> Data extracted from a collection:
________________________________________
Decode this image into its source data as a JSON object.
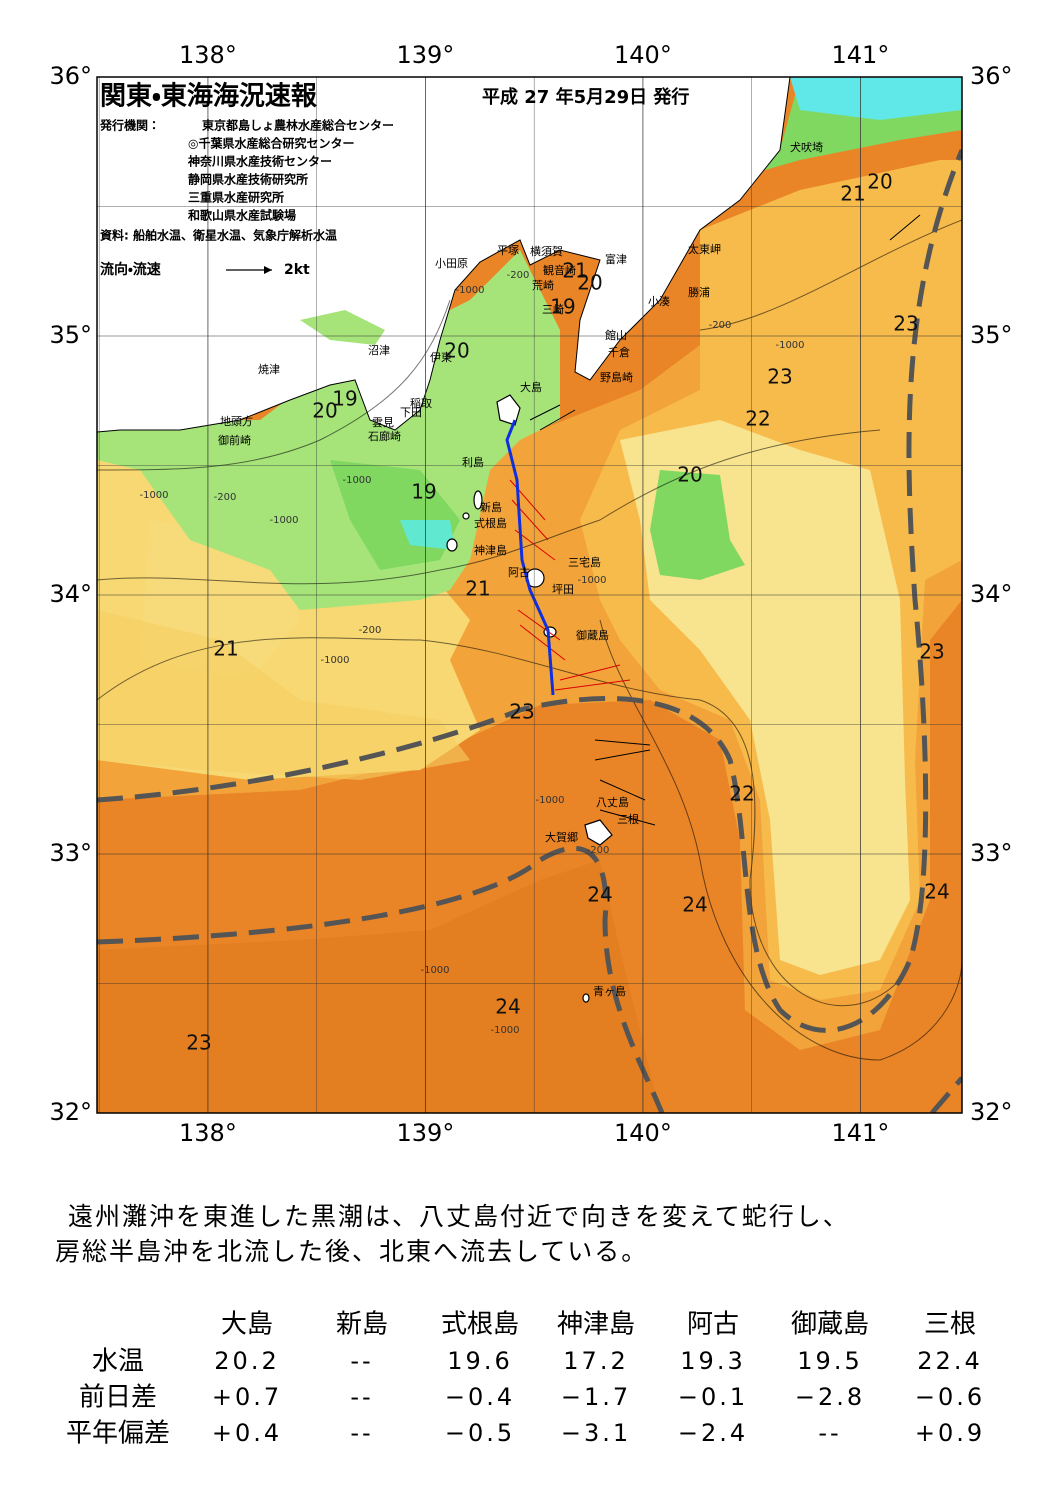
{
  "header": {
    "title": "関東・東海海況速報",
    "date": "平成 27 年5月29日 発行",
    "publisher_label": "発行機関：",
    "publishers": [
      "東京都島しょ農林水産総合センター",
      "◎千葉県水産総合研究センター",
      "神奈川県水産技術センター",
      "静岡県水産技術研究所",
      "三重県水産研究所",
      "和歌山県水産試験場"
    ],
    "source": "資料: 船舶水温、衛星水温、気象庁解析水温",
    "legend_label": "流向・流速",
    "legend_speed": "2kt"
  },
  "map": {
    "lon_ticks": [
      {
        "value": 138,
        "label": "138°"
      },
      {
        "value": 139,
        "label": "139°"
      },
      {
        "value": 140,
        "label": "140°"
      },
      {
        "value": 141,
        "label": "141°"
      }
    ],
    "lat_ticks": [
      {
        "value": 36,
        "label": "36°"
      },
      {
        "value": 35,
        "label": "35°"
      },
      {
        "value": 34,
        "label": "34°"
      },
      {
        "value": 33,
        "label": "33°"
      },
      {
        "value": 32,
        "label": "32°"
      }
    ],
    "place_names": [
      "犬吠埼",
      "太東岬",
      "勝浦",
      "小湊",
      "富津",
      "横須賀",
      "観音崎",
      "荒崎",
      "三崎",
      "館山",
      "千倉",
      "野島崎",
      "平塚",
      "小田原",
      "沼津",
      "伊東",
      "焼津",
      "稲取",
      "下田",
      "雲見",
      "石廊崎",
      "地頭方",
      "御前崎",
      "大島",
      "利島",
      "新島",
      "式根島",
      "神津島",
      "三宅島",
      "阿古",
      "坪田",
      "御蔵島",
      "八丈島",
      "三根",
      "大賀郷",
      "青ヶ島"
    ],
    "isotherm_labels": [
      21,
      20,
      19,
      20,
      19,
      20,
      19,
      20,
      21,
      21,
      23,
      22,
      24,
      24,
      24,
      23,
      23,
      23,
      23,
      22,
      21,
      20,
      24
    ],
    "depth_labels": [
      -200,
      -1000,
      -1000,
      -200,
      -1000,
      -1000,
      -200,
      -1000,
      -1000,
      -200,
      -1000,
      -1000,
      -200,
      -1000,
      -1000
    ]
  },
  "summary": [
    "遠州灘沖を東進した黒潮は、八丈島付近で向きを変えて蛇行し、",
    "房総半島沖を北流した後、北東へ流去している。"
  ],
  "table": {
    "columns": [
      "大島",
      "新島",
      "式根島",
      "神津島",
      "阿古",
      "御蔵島",
      "三根"
    ],
    "rows": [
      {
        "label": "水温",
        "cells": [
          "20.2",
          "--",
          "19.6",
          "17.2",
          "19.3",
          "19.5",
          "22.4"
        ]
      },
      {
        "label": "前日差",
        "cells": [
          "+0.7",
          "--",
          "−0.4",
          "−1.7",
          "−0.1",
          "−2.8",
          "−0.6"
        ]
      },
      {
        "label": "平年偏差",
        "cells": [
          "+0.4",
          "--",
          "−0.5",
          "−3.1",
          "−2.4",
          "--",
          "+0.9"
        ]
      }
    ]
  }
}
________________________________________
> Exercise: Make a verbatim copy of all the entries and strip out the pictures.

> Exercise output:
Decode this image into its source data as a JSON object.
{
  "header": {
    "title": "関東・東海海況速報",
    "date": "平成 27 年5月29日 発行",
    "publisher_label": "発行機関：",
    "publishers": [
      "東京都島しょ農林水産総合センター",
      "◎千葉県水産総合研究センター",
      "神奈川県水産技術センター",
      "静岡県水産技術研究所",
      "三重県水産研究所",
      "和歌山県水産試験場"
    ],
    "source": "資料: 船舶水温、衛星水温、気象庁解析水温",
    "legend_label": "流向・流速",
    "legend_speed": "2kt"
  },
  "map": {
    "lon_ticks": [
      {
        "value": 138,
        "label": "138°"
      },
      {
        "value": 139,
        "label": "139°"
      },
      {
        "value": 140,
        "label": "140°"
      },
      {
        "value": 141,
        "label": "141°"
      }
    ],
    "lat_ticks": [
      {
        "value": 36,
        "label": "36°"
      },
      {
        "value": 35,
        "label": "35°"
      },
      {
        "value": 34,
        "label": "34°"
      },
      {
        "value": 33,
        "label": "33°"
      },
      {
        "value": 32,
        "label": "32°"
      }
    ],
    "place_names": [
      "犬吠埼",
      "太東岬",
      "勝浦",
      "小湊",
      "富津",
      "横須賀",
      "観音崎",
      "荒崎",
      "三崎",
      "館山",
      "千倉",
      "野島崎",
      "平塚",
      "小田原",
      "沼津",
      "伊東",
      "焼津",
      "稲取",
      "下田",
      "雲見",
      "石廊崎",
      "地頭方",
      "御前崎",
      "大島",
      "利島",
      "新島",
      "式根島",
      "神津島",
      "三宅島",
      "阿古",
      "坪田",
      "御蔵島",
      "八丈島",
      "三根",
      "大賀郷",
      "青ヶ島"
    ],
    "isotherm_labels": [
      21,
      20,
      19,
      20,
      19,
      20,
      19,
      20,
      21,
      21,
      23,
      22,
      24,
      24,
      24,
      23,
      23,
      23,
      23,
      22,
      21,
      20,
      24
    ],
    "depth_labels": [
      -200,
      -1000,
      -1000,
      -200,
      -1000,
      -1000,
      -200,
      -1000,
      -1000,
      -200,
      -1000,
      -1000,
      -200,
      -1000,
      -1000
    ]
  },
  "summary": [
    "遠州灘沖を東進した黒潮は、八丈島付近で向きを変えて蛇行し、",
    "房総半島沖を北流した後、北東へ流去している。"
  ],
  "table": {
    "columns": [
      "大島",
      "新島",
      "式根島",
      "神津島",
      "阿古",
      "御蔵島",
      "三根"
    ],
    "rows": [
      {
        "label": "水温",
        "cells": [
          "20.2",
          "--",
          "19.6",
          "17.2",
          "19.3",
          "19.5",
          "22.4"
        ]
      },
      {
        "label": "前日差",
        "cells": [
          "+0.7",
          "--",
          "−0.4",
          "−1.7",
          "−0.1",
          "−2.8",
          "−0.6"
        ]
      },
      {
        "label": "平年偏差",
        "cells": [
          "+0.4",
          "--",
          "−0.5",
          "−3.1",
          "−2.4",
          "--",
          "+0.9"
        ]
      }
    ]
  }
}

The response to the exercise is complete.